> _Task objective_
Quote the entries word for word. Omit the pictures.

Entries from a dataset
========

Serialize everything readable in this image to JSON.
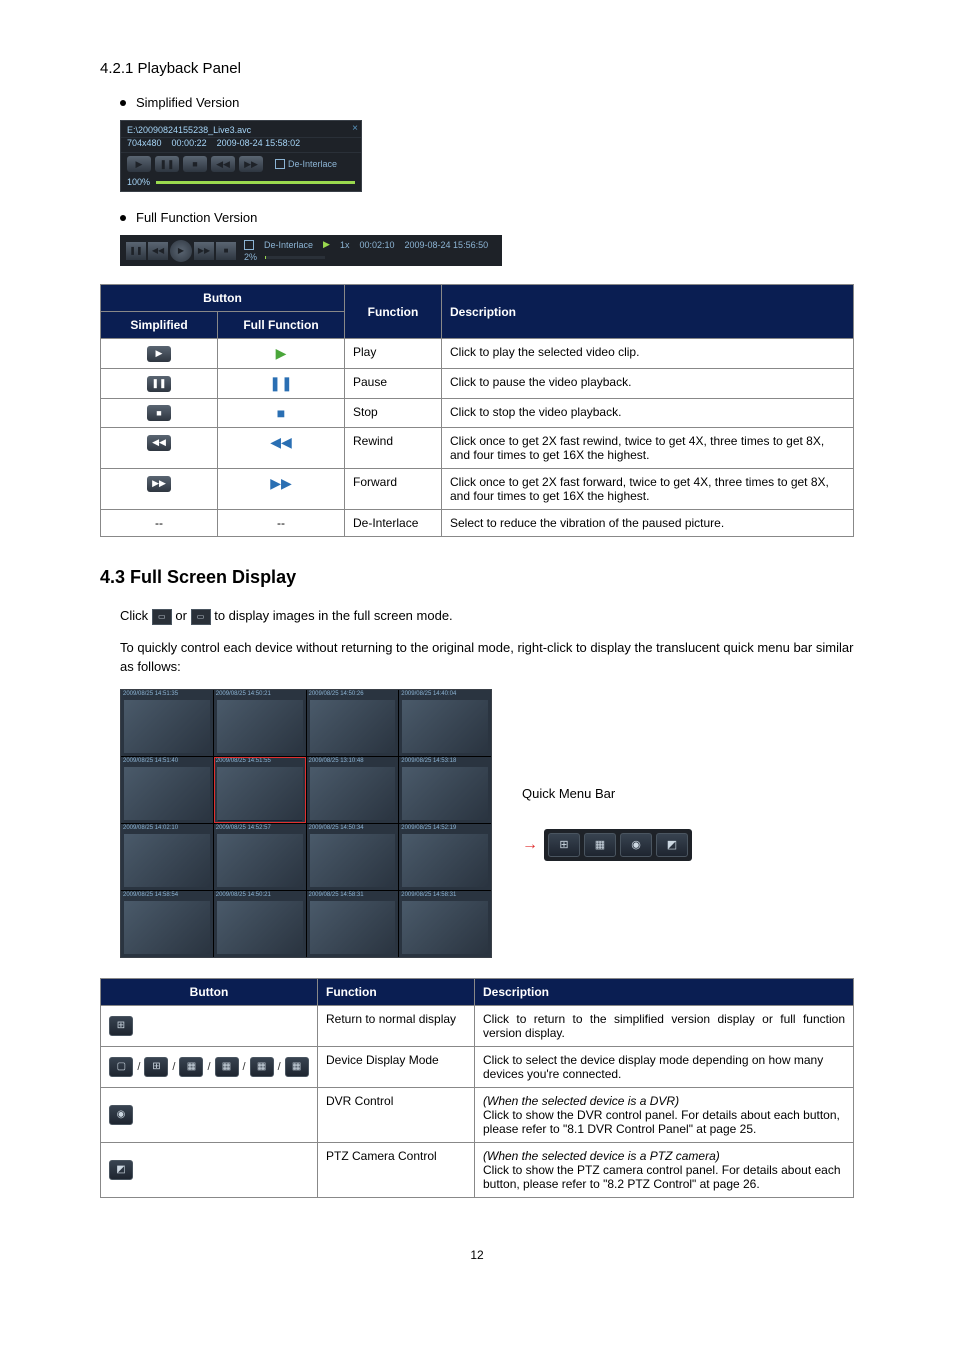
{
  "section_421": "4.2.1 Playback Panel",
  "bullet_simplified": "Simplified Version",
  "bullet_fullfunc": "Full Function Version",
  "simp_panel": {
    "close": "×",
    "filename": "E:\\20090824155238_Live3.avc",
    "res": "704x480",
    "elapsed": "00:00:22",
    "datetime": "2009-08-24 15:58:02",
    "deinterlace": "De-Interlace",
    "progress_label": "100%"
  },
  "full_panel": {
    "deinterlace": "De-Interlace",
    "speed": "1x",
    "time": "00:02:10",
    "datetime": "2009-08-24 15:56:50",
    "progress_label": "2%"
  },
  "table1": {
    "h_button": "Button",
    "h_simplified": "Simplified",
    "h_fullfunc": "Full Function",
    "h_function": "Function",
    "h_description": "Description",
    "rows": [
      {
        "func": "Play",
        "desc": "Click to play the selected video clip."
      },
      {
        "func": "Pause",
        "desc": "Click to pause the video playback."
      },
      {
        "func": "Stop",
        "desc": "Click to stop the video playback."
      },
      {
        "func": "Rewind",
        "desc": "Click once to get 2X fast rewind, twice to get 4X, three times to get 8X, and four times to get 16X the highest."
      },
      {
        "func": "Forward",
        "desc": "Click once to get 2X fast forward, twice to get 4X, three times to get 8X, and four times to get 16X the highest."
      },
      {
        "func": "De-Interlace",
        "desc": "Select to reduce the vibration of the paused picture."
      }
    ],
    "dash": "--"
  },
  "section_43": "4.3 Full Screen Display",
  "para_click_prefix": "Click ",
  "para_click_or": " or ",
  "para_click_suffix": " to display images in the full screen mode.",
  "para_quick": "To quickly control each device without returning to the original mode, right-click to display the translucent quick menu bar similar as follows:",
  "qmb_label": "Quick Menu Bar",
  "table2": {
    "h_button": "Button",
    "h_function": "Function",
    "h_description": "Description",
    "rows": [
      {
        "func": "Return to normal display",
        "desc": "Click to return to the simplified version display or full function version display."
      },
      {
        "func": "Device Display Mode",
        "desc": "Click to select the device display mode depending on how many devices you're connected."
      },
      {
        "func": "DVR Control",
        "desc_italic": "(When the selected device is a DVR)",
        "desc": "Click to show the DVR control panel. For details about each button, please refer to \"8.1 DVR Control Panel\" at page 25."
      },
      {
        "func": "PTZ Camera Control",
        "desc_italic": "(When the selected device is a PTZ camera)",
        "desc": "Click to show the PTZ camera control panel. For details about each button, please refer to \"8.2 PTZ Control\" at page 26."
      }
    ]
  },
  "page_number": "12"
}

========

> _Correct result_
Serialize everything readable in this image to JSON.
{
  "section_421": "4.2.1 Playback Panel",
  "bullet_simplified": "Simplified Version",
  "bullet_fullfunc": "Full Function Version",
  "simp_panel": {
    "close": "×",
    "filename": "E:\\20090824155238_Live3.avc",
    "res": "704x480",
    "elapsed": "00:00:22",
    "datetime": "2009-08-24 15:58:02",
    "deinterlace": "De-Interlace",
    "progress_label": "100%"
  },
  "full_panel": {
    "deinterlace": "De-Interlace",
    "speed": "1x",
    "time": "00:02:10",
    "datetime": "2009-08-24 15:56:50",
    "progress_label": "2%"
  },
  "table1": {
    "h_button": "Button",
    "h_simplified": "Simplified",
    "h_fullfunc": "Full Function",
    "h_function": "Function",
    "h_description": "Description",
    "rows": [
      {
        "func": "Play",
        "desc": "Click to play the selected video clip."
      },
      {
        "func": "Pause",
        "desc": "Click to pause the video playback."
      },
      {
        "func": "Stop",
        "desc": "Click to stop the video playback."
      },
      {
        "func": "Rewind",
        "desc": "Click once to get 2X fast rewind, twice to get 4X, three times to get 8X, and four times to get 16X the highest."
      },
      {
        "func": "Forward",
        "desc": "Click once to get 2X fast forward, twice to get 4X, three times to get 8X, and four times to get 16X the highest."
      },
      {
        "func": "De-Interlace",
        "desc": "Select to reduce the vibration of the paused picture."
      }
    ],
    "dash": "--"
  },
  "section_43": "4.3 Full Screen Display",
  "para_click_prefix": "Click ",
  "para_click_or": " or ",
  "para_click_suffix": " to display images in the full screen mode.",
  "para_quick": "To quickly control each device without returning to the original mode, right-click to display the translucent quick menu bar similar as follows:",
  "qmb_label": "Quick Menu Bar",
  "table2": {
    "h_button": "Button",
    "h_function": "Function",
    "h_description": "Description",
    "rows": [
      {
        "func": "Return to normal display",
        "desc": "Click to return to the simplified version display or full function version display."
      },
      {
        "func": "Device Display Mode",
        "desc": "Click to select the device display mode depending on how many devices you're connected."
      },
      {
        "func": "DVR Control",
        "desc_italic": "(When the selected device is a DVR)",
        "desc": "Click to show the DVR control panel. For details about each button, please refer to \"8.1 DVR Control Panel\" at page 25."
      },
      {
        "func": "PTZ Camera Control",
        "desc_italic": "(When the selected device is a PTZ camera)",
        "desc": "Click to show the PTZ camera control panel. For details about each button, please refer to \"8.2 PTZ Control\" at page 26."
      }
    ]
  },
  "page_number": "12"
}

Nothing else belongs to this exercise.